Your instructions:
Where a line contains the word "dropped", copy that line.

(Data listing)
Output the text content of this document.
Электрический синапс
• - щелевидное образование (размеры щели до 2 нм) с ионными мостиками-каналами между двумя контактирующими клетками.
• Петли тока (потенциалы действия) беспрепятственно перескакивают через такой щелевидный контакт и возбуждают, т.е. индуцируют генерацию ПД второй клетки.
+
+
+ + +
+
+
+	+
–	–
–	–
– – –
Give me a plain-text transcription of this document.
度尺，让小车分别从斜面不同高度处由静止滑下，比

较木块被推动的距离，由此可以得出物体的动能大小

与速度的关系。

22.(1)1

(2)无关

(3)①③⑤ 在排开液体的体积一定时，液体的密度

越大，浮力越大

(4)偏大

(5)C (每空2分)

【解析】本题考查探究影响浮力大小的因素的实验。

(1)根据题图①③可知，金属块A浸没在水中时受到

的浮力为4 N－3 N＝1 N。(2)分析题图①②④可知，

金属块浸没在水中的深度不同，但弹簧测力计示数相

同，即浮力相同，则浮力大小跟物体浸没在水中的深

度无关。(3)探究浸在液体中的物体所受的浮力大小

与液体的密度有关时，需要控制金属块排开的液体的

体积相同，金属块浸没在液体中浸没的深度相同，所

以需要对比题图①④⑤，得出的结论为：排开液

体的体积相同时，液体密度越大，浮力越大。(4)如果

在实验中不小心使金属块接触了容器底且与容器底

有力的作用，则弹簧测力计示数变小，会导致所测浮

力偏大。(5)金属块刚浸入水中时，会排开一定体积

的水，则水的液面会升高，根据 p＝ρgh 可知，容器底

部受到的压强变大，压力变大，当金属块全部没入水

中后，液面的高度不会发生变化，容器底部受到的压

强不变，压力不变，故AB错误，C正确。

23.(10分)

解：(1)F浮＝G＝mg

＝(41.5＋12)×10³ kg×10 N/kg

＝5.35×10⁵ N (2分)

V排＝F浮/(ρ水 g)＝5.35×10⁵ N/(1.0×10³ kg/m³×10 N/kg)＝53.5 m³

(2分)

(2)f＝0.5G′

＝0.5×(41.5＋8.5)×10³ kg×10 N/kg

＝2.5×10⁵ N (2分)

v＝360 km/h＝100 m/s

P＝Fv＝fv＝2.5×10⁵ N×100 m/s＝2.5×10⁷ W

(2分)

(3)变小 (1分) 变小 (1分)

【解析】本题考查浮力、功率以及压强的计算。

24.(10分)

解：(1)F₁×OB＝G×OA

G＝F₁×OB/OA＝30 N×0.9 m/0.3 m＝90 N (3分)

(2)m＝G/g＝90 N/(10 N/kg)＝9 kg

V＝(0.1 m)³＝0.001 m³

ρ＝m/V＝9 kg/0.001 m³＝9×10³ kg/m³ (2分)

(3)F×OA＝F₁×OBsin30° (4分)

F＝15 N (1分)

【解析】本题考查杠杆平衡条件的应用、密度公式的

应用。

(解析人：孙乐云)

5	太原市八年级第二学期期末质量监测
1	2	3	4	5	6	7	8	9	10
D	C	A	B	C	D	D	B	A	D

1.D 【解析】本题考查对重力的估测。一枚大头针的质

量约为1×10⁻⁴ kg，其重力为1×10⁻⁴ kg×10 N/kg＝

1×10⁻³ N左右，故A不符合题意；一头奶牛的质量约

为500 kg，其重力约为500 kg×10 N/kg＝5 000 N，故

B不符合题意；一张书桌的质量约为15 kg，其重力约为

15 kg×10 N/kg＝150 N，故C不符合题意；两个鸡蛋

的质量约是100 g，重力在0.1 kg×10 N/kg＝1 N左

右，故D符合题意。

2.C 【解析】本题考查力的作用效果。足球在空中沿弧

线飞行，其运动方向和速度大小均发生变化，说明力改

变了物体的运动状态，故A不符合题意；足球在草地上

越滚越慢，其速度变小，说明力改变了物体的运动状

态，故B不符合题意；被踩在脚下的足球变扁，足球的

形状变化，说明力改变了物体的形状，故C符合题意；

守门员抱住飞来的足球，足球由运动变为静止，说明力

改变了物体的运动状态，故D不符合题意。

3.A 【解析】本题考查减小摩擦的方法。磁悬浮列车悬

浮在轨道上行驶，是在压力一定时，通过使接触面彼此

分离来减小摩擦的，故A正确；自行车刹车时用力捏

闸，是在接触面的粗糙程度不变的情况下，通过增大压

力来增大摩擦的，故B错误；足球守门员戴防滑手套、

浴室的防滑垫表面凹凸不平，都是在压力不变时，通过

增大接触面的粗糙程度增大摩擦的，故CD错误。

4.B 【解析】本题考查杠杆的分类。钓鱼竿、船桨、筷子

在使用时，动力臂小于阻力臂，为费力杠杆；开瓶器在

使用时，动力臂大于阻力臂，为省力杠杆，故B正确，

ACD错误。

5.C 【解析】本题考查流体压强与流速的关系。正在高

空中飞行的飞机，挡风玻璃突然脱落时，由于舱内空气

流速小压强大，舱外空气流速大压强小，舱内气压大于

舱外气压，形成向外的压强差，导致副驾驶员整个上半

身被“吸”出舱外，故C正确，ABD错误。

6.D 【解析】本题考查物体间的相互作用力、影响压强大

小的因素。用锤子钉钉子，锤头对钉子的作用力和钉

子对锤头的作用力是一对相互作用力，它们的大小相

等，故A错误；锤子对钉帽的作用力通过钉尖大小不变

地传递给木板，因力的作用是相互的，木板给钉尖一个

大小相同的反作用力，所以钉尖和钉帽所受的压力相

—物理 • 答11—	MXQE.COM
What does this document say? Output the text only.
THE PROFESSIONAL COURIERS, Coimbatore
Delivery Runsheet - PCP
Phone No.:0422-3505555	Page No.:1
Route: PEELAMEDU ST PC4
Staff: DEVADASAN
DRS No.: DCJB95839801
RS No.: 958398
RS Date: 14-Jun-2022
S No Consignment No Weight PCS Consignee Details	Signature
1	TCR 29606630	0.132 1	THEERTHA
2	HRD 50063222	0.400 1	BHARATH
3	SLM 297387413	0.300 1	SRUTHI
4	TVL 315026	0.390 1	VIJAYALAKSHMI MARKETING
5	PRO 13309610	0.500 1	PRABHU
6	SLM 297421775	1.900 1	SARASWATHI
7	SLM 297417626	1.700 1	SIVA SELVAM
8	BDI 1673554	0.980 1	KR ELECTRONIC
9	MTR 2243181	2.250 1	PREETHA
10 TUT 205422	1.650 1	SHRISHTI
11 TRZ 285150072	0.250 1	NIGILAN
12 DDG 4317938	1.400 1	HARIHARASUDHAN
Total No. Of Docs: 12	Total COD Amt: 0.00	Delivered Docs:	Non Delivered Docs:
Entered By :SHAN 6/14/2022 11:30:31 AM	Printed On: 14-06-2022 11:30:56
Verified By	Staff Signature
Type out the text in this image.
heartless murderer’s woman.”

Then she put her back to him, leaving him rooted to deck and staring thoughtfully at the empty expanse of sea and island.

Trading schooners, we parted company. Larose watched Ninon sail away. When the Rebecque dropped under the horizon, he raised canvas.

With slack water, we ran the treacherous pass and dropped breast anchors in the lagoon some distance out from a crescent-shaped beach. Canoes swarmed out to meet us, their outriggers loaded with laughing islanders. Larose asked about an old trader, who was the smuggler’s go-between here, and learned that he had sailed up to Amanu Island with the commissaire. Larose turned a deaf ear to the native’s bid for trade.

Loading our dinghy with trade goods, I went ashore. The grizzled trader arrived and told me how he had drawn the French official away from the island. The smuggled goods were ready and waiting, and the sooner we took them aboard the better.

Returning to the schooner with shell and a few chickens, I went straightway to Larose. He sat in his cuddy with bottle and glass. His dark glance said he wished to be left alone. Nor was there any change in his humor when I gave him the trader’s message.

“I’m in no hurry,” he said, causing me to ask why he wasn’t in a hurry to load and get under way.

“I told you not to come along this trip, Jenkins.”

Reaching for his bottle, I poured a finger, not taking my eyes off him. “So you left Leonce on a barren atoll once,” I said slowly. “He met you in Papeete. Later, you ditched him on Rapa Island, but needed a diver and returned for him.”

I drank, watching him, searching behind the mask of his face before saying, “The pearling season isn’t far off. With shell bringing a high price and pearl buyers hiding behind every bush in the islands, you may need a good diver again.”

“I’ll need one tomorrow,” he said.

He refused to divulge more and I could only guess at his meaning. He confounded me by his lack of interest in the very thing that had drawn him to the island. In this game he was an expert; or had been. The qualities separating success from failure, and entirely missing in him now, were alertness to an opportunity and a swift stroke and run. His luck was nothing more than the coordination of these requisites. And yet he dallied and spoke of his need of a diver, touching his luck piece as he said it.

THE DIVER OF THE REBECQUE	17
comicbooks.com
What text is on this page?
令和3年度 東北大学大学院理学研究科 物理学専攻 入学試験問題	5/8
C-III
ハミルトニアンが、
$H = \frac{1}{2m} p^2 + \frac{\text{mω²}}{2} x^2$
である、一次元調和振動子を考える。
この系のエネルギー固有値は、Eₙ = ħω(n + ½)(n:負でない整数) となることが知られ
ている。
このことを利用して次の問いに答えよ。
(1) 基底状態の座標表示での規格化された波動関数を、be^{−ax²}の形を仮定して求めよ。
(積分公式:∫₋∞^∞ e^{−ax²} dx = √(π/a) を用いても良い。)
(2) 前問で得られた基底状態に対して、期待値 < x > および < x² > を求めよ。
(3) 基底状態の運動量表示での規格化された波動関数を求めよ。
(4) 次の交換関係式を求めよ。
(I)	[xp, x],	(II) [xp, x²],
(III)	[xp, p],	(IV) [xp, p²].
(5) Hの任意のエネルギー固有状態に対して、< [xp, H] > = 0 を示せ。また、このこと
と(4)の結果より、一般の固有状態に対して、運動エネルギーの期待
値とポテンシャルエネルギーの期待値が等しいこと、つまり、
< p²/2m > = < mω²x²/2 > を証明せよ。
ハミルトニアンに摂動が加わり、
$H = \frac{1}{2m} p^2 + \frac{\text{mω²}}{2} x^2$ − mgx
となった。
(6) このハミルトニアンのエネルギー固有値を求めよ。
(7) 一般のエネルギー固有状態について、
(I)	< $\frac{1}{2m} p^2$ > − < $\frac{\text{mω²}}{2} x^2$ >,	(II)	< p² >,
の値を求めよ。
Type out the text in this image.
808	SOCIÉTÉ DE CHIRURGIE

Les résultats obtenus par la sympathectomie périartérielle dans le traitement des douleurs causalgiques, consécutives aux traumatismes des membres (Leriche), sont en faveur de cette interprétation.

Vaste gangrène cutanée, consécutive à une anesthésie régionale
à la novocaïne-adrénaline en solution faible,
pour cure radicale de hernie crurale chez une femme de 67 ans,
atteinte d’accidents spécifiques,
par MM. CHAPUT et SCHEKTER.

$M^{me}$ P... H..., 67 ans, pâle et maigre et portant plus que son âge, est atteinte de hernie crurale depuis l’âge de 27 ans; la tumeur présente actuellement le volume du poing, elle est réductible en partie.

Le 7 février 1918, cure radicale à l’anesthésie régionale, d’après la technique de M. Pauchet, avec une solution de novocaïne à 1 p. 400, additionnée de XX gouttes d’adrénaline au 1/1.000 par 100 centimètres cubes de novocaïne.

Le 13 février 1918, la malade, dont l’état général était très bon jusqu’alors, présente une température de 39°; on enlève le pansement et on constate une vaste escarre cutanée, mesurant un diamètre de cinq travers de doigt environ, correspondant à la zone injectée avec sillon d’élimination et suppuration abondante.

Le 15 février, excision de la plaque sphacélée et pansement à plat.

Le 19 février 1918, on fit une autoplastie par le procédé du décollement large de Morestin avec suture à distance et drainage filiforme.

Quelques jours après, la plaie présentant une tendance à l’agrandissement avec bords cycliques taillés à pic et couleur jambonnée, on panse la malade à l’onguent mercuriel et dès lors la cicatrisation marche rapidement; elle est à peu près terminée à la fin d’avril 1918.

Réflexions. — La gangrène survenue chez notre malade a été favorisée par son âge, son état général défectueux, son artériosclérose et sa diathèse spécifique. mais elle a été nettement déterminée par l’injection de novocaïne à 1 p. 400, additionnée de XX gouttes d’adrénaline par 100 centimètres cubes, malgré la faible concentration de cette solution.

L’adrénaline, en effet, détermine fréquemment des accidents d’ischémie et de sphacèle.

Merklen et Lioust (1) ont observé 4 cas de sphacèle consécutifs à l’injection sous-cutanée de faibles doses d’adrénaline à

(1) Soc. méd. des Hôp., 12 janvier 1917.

Worked answer:
Trading schooners, we parted company. Larose watched Ninon sail away. When the Rebecque dropped under the horizon, he raised canvas.
With slack water, we ran the treacherous pass and dropped breast anchors in the lagoon some distance out from a crescent-shaped beach. Canoes swarmed out to meet us, their outriggers loaded with laughing islanders. Larose asked about an old trader, who was the smuggler’s go-between here, and learned that he had sailed up to Amanu Island with the commissaire. Larose turned a deaf ear to the native’s bid for trade.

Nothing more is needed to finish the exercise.